◆ **Required task**: Reproduce the portion of the grocery classifier evaluation starting with "Reason for Choice: While" and going on through "multi-class categorical cross-entropy.".

◆ **Passage**:
···
## Task 1 Full evaluation 

## Task Overview

# 1. Data Collection
To build this classifier, a raw labeled dataset of grocery items and their corresponding categories was required.

Data Needed: A collection of common grocery items (e.g., "apples", "bananas") paired with specific supermarket categories.

Category Schema: The project utilizes nine key categories:

Fruit and Veg

Eggs and Dairy

Bakery

Pantry

Snacks

Household

Meat and Fish

Drinks

Frozen Foods

Rationale: These categories were selected because they are standard in supermarket organization and align with existing consumer grocery applications.

Quantity: The current dataset consists of approximately 50 labeled examples to establish the initial logic.

# 2. Data Processing
Raw text data must be converted into a numerical format that a machine learning model can understand.

Cleaning and Tokenization: Using the NLTK library, the item names are tokenized (split into words) and lemmatized (converted to their base form, like "apples" to "apple") to ensure consistency.

Vectorization: A CountVectorizer is used to convert the cleaned text into a matrix of token counts (BoW - Bag of Words).

Label Encoding: The text categories (eg "Fruit & Vegetables") are converted into numerical IDs (e.g., category '4') using LabelEncoder to serve as targets for the model.

# 3. Machine Learning Technique
A Neural Network built with TensorFlow/Keras was chosen for the classification task.

Reason for Choice: While simpler models like Naive Bayes could work, a neural network was selected to allow for more complex feature extraction as the dataset grows. It provides a flexible framework for handling text classification through multi-class categorical cross-entropy.
···
◆ **Dataset content**:
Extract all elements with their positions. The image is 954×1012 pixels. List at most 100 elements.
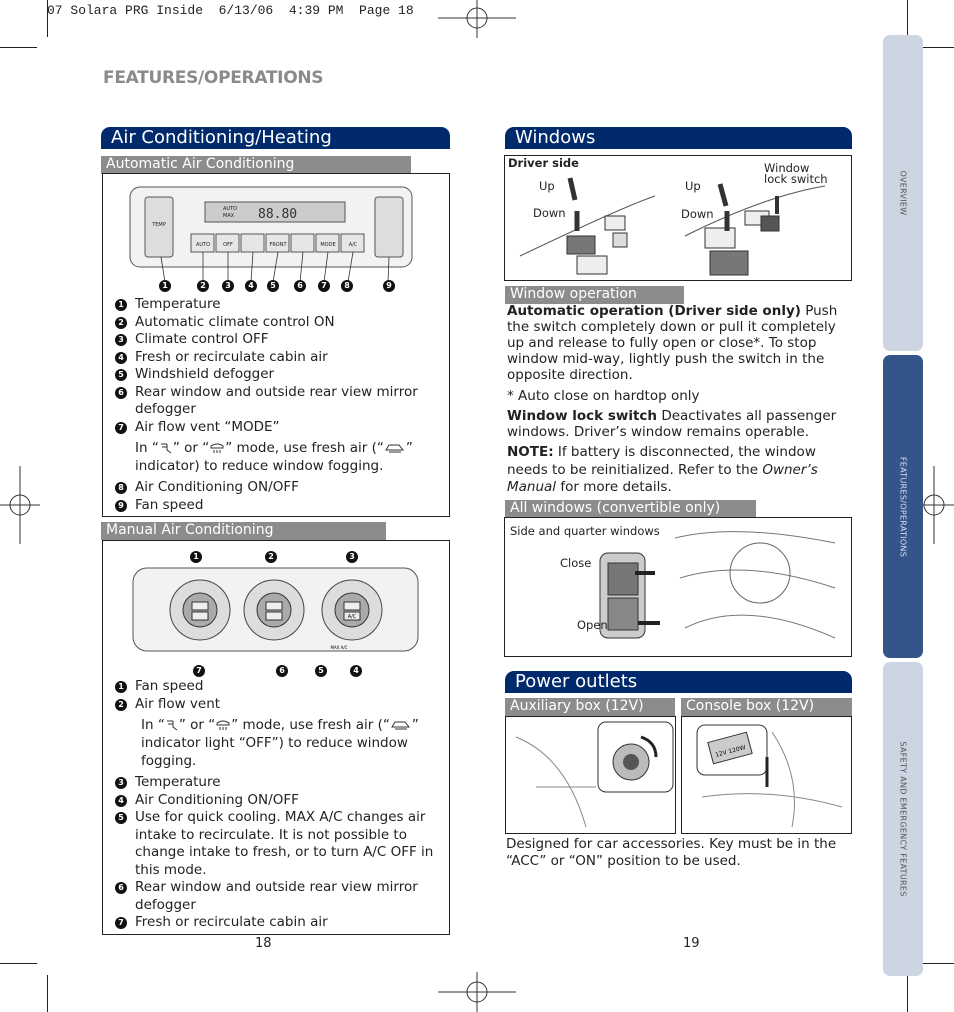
···
◆ **Solution for this task**:
Reason for Choice: While simpler models like Naive Bayes could work, a neural network was selected to allow for more complex feature extraction as the dataset grows. It provides a flexible framework for handling text classification through multi-class categorical cross-entropy.